▶ [WORK REQUIRED]: Lines containing the word "JSON" are to be located and copied.

Data entries for graphics:
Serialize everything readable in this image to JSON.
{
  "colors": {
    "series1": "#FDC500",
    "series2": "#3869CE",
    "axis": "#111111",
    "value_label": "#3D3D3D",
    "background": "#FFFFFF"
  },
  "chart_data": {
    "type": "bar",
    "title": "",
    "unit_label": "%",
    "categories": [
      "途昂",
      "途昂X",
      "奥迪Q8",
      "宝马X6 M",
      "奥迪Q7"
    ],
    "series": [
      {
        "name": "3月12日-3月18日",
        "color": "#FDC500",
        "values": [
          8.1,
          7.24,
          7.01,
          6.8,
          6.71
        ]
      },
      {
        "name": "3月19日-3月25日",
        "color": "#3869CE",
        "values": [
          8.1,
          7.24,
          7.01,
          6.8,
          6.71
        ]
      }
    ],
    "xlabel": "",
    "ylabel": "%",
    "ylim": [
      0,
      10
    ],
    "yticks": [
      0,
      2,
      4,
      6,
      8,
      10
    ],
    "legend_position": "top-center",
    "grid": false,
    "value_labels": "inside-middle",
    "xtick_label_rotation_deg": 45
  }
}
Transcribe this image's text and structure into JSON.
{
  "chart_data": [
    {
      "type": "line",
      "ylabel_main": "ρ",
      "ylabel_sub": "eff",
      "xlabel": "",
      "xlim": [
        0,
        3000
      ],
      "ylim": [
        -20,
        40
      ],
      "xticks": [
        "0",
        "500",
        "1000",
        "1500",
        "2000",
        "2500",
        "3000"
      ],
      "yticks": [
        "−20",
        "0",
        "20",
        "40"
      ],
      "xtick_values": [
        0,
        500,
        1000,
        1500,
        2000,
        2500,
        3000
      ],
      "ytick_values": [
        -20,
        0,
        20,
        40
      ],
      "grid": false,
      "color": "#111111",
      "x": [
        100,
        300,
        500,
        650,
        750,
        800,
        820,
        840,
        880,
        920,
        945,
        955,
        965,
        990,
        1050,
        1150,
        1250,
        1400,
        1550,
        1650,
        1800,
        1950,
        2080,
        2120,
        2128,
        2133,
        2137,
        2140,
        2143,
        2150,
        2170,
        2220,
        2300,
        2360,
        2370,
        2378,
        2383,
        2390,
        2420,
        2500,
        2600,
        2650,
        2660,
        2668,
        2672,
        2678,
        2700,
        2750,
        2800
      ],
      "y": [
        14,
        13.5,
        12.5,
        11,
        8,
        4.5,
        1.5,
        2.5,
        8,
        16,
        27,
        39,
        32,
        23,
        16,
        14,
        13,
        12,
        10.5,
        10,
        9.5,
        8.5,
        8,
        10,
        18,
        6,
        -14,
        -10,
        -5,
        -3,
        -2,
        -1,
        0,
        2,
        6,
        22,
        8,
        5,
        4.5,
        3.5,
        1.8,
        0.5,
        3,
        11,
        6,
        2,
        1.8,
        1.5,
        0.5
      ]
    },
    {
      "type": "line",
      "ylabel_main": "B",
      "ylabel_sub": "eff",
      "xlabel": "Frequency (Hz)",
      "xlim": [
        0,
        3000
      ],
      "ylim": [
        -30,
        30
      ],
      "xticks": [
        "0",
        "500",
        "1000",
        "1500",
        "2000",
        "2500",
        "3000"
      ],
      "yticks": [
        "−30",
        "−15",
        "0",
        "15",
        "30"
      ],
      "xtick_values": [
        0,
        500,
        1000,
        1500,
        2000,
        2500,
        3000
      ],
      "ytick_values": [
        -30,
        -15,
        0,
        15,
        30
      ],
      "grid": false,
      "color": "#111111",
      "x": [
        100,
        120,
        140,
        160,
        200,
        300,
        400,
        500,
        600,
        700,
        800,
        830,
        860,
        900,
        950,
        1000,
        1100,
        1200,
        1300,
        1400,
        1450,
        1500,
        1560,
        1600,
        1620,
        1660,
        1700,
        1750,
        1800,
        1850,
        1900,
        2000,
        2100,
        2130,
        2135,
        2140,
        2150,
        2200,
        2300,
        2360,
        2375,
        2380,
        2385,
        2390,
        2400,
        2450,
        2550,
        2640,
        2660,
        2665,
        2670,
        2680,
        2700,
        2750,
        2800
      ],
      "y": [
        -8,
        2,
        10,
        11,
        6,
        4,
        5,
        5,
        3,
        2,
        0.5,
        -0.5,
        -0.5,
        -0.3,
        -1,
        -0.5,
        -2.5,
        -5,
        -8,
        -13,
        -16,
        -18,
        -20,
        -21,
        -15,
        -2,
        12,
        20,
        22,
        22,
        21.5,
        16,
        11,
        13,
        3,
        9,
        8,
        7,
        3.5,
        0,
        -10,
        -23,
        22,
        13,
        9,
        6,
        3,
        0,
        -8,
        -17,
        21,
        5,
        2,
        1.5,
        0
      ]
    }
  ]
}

▶ [EXPECTED OUTPUT]:
Serialize everything readable in this image to JSON.
Transcribe this image's text and structure into JSON.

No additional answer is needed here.